## EXERCISE
In the material below, find each line holding the string "Delcho" and copy it.

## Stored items
——

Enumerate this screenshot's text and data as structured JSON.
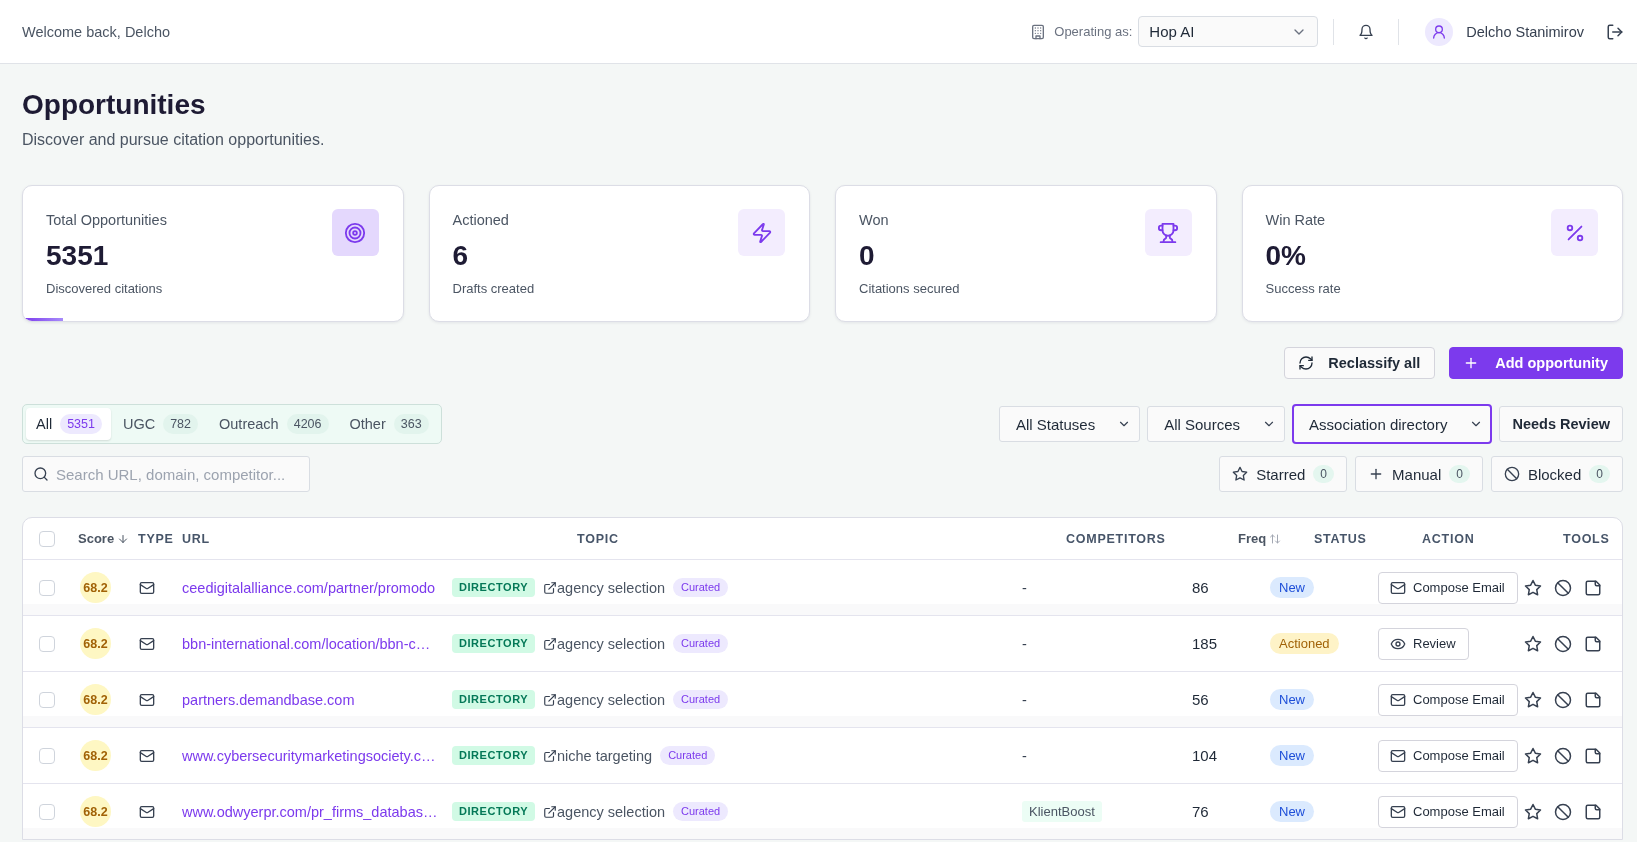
{
  "header": {
    "greeting": "Welcome back, Delcho",
    "operating_label": "Operating as:",
    "operating_value": "Hop AI",
    "user_name": "Delcho Stanimirov"
  },
  "page": {
    "title": "Opportunities",
    "subtitle": "Discover and pursue citation opportunities."
  },
  "stats": [
    {
      "label": "Total Opportunities",
      "value": "5351",
      "note": "Discovered citations",
      "selected": true
    },
    {
      "label": "Actioned",
      "value": "6",
      "note": "Drafts created",
      "selected": false
    },
    {
      "label": "Won",
      "value": "0",
      "note": "Citations secured",
      "selected": false
    },
    {
      "label": "Win Rate",
      "value": "0%",
      "note": "Success rate",
      "selected": false
    }
  ],
  "actions": [
    {
      "label": "Reclassify all",
      "kind": "secondary"
    },
    {
      "label": "Add opportunity",
      "kind": "primary"
    }
  ],
  "category_tabs": [
    {
      "label": "All",
      "count": "5351",
      "selected": true
    },
    {
      "label": "UGC",
      "count": "782",
      "selected": false
    },
    {
      "label": "Outreach",
      "count": "4206",
      "selected": false
    },
    {
      "label": "Other",
      "count": "363",
      "selected": false
    }
  ],
  "filters": [
    {
      "value": "All Statuses",
      "focused": false
    },
    {
      "value": "All Sources",
      "focused": false
    },
    {
      "value": "Association directory",
      "focused": true
    }
  ],
  "review_toggle": {
    "label": "Needs Review"
  },
  "search": {
    "placeholder": "Search URL, domain, competitor..."
  },
  "quick_filters": [
    {
      "label": "Starred",
      "count": "0"
    },
    {
      "label": "Manual",
      "count": "0"
    },
    {
      "label": "Blocked",
      "count": "0"
    }
  ],
  "table": {
    "all_checked": false,
    "columns": [
      {
        "label": "Score",
        "sortable": true,
        "sorted": true
      },
      {
        "label": "TYPE",
        "sortable": false
      },
      {
        "label": "URL",
        "sortable": false
      },
      {
        "label": "TOPIC",
        "sortable": false
      },
      {
        "label": "COMPETITORS",
        "sortable": false
      },
      {
        "label": "Freq",
        "sortable": true,
        "sorted": false
      },
      {
        "label": "STATUS",
        "sortable": false
      },
      {
        "label": "ACTION",
        "sortable": false
      },
      {
        "label": "TOOLS",
        "sortable": false
      }
    ],
    "rows": [
      {
        "checked": false,
        "score": "68.2",
        "url": "ceedigitalalliance.com/partner/promodo",
        "url_tag": "DIRECTORY",
        "topic": "agency selection",
        "topic_tag": "Curated",
        "competitor": {
          "label": "-",
          "kind": "none"
        },
        "freq": "86",
        "status": {
          "label": "New",
          "kind": "new"
        },
        "action": {
          "label": "Compose Email",
          "kind": "email"
        },
        "starred": false
      },
      {
        "checked": false,
        "score": "68.2",
        "url": "bbn-international.com/location/bbn-c…",
        "url_tag": "DIRECTORY",
        "topic": "agency selection",
        "topic_tag": "Curated",
        "competitor": {
          "label": "-",
          "kind": "none"
        },
        "freq": "185",
        "status": {
          "label": "Actioned",
          "kind": "actioned"
        },
        "action": {
          "label": "Review",
          "kind": "review"
        },
        "starred": false
      },
      {
        "checked": false,
        "score": "68.2",
        "url": "partners.demandbase.com",
        "url_tag": "DIRECTORY",
        "topic": "agency selection",
        "topic_tag": "Curated",
        "competitor": {
          "label": "-",
          "kind": "none"
        },
        "freq": "56",
        "status": {
          "label": "New",
          "kind": "new"
        },
        "action": {
          "label": "Compose Email",
          "kind": "email"
        },
        "starred": false
      },
      {
        "checked": false,
        "score": "68.2",
        "url": "www.cybersecuritymarketingsociety.c…",
        "url_tag": "DIRECTORY",
        "topic": "niche targeting",
        "topic_tag": "Curated",
        "competitor": {
          "label": "-",
          "kind": "none"
        },
        "freq": "104",
        "status": {
          "label": "New",
          "kind": "new"
        },
        "action": {
          "label": "Compose Email",
          "kind": "email"
        },
        "starred": false
      },
      {
        "checked": false,
        "score": "68.2",
        "url": "www.odwyerpr.com/pr_firms_databas…",
        "url_tag": "DIRECTORY",
        "topic": "agency selection",
        "topic_tag": "Curated",
        "competitor": {
          "label": "KlientBoost",
          "kind": "tag"
        },
        "freq": "76",
        "status": {
          "label": "New",
          "kind": "new"
        },
        "action": {
          "label": "Compose Email",
          "kind": "email"
        },
        "starred": false
      }
    ]
  }
}
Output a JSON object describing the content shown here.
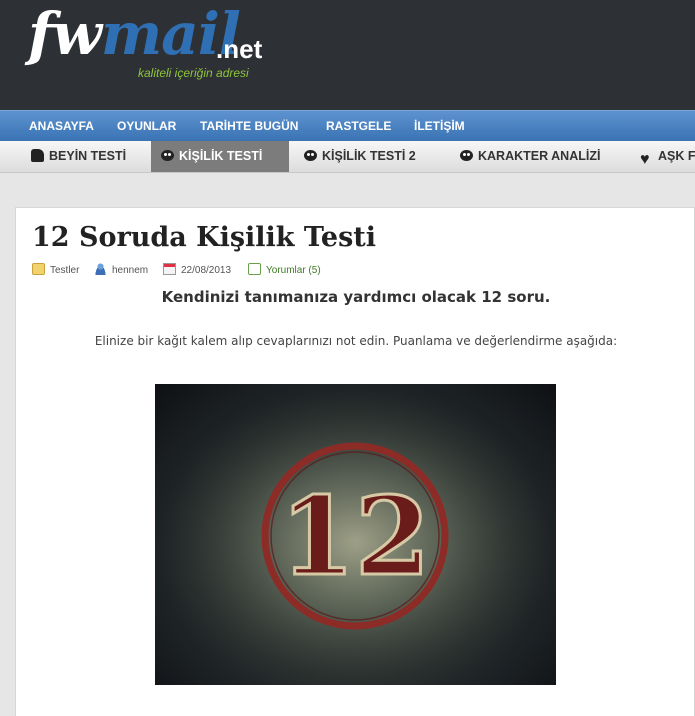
{
  "header": {
    "logo_fw": "fw",
    "logo_mail": "mail",
    "logo_net": ".net",
    "tagline": "kaliteli içeriğin adresi"
  },
  "nav_primary": {
    "items": [
      "ANASAYFA",
      "OYUNLAR",
      "TARİHTE BUGÜN",
      "RASTGELE",
      "İLETİŞİM"
    ]
  },
  "nav_secondary": {
    "items": [
      {
        "label": "BEYİN TESTİ",
        "icon": "brain-icon"
      },
      {
        "label": "KİŞİLİK TESTİ",
        "icon": "smiley-icon",
        "active": true
      },
      {
        "label": "KİŞİLİK TESTİ 2",
        "icon": "smiley-icon"
      },
      {
        "label": "KARAKTER ANALİZİ",
        "icon": "smiley-icon"
      },
      {
        "label": "AŞK F",
        "icon": "heart-icon"
      }
    ]
  },
  "article": {
    "title": "12 Soruda Kişilik Testi",
    "meta": {
      "category": "Testler",
      "author": "hennem",
      "date": "22/08/2013",
      "comments": "Yorumlar (5)"
    },
    "lead": "Kendinizi tanımanıza yardımcı olacak 12 soru.",
    "paragraph": "Elinize bir kağıt kalem alıp cevaplarınızı not edin. Puanlama ve değerlendirme aşağıda:",
    "image_number": "12"
  },
  "colors": {
    "header_bg": "#2d3135",
    "nav_blue": "#3a73b4",
    "tagline_green": "#8fc43a",
    "active_tab": "#7c7c7c"
  }
}
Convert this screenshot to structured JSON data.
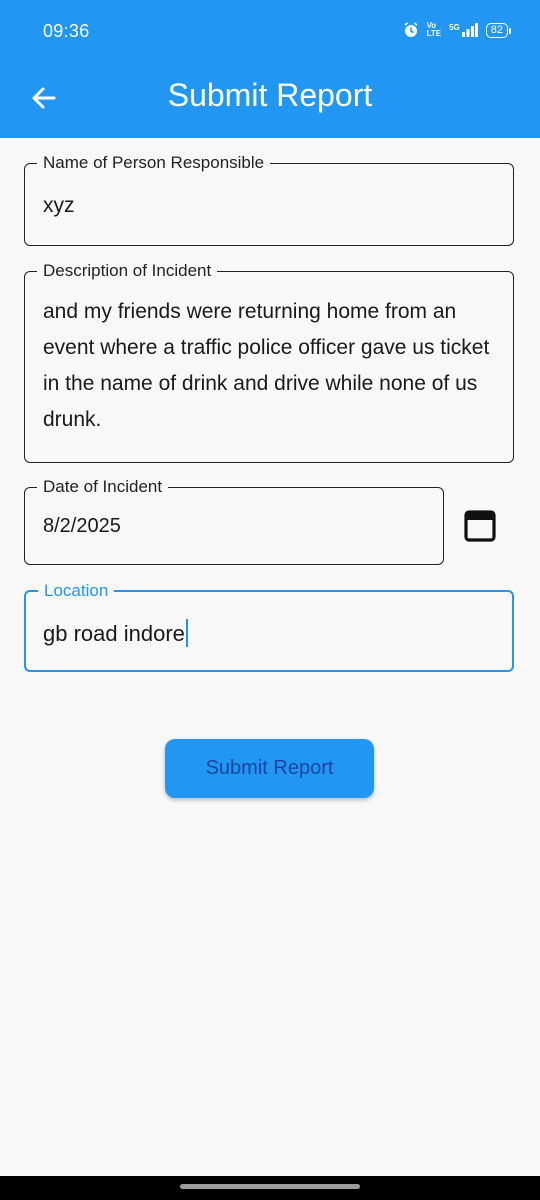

——

## ANSWER FOR THIS EXERCISE
    "greeting": "Welcome back, Delcho",
    "user_name": "Delcho Stanimirov"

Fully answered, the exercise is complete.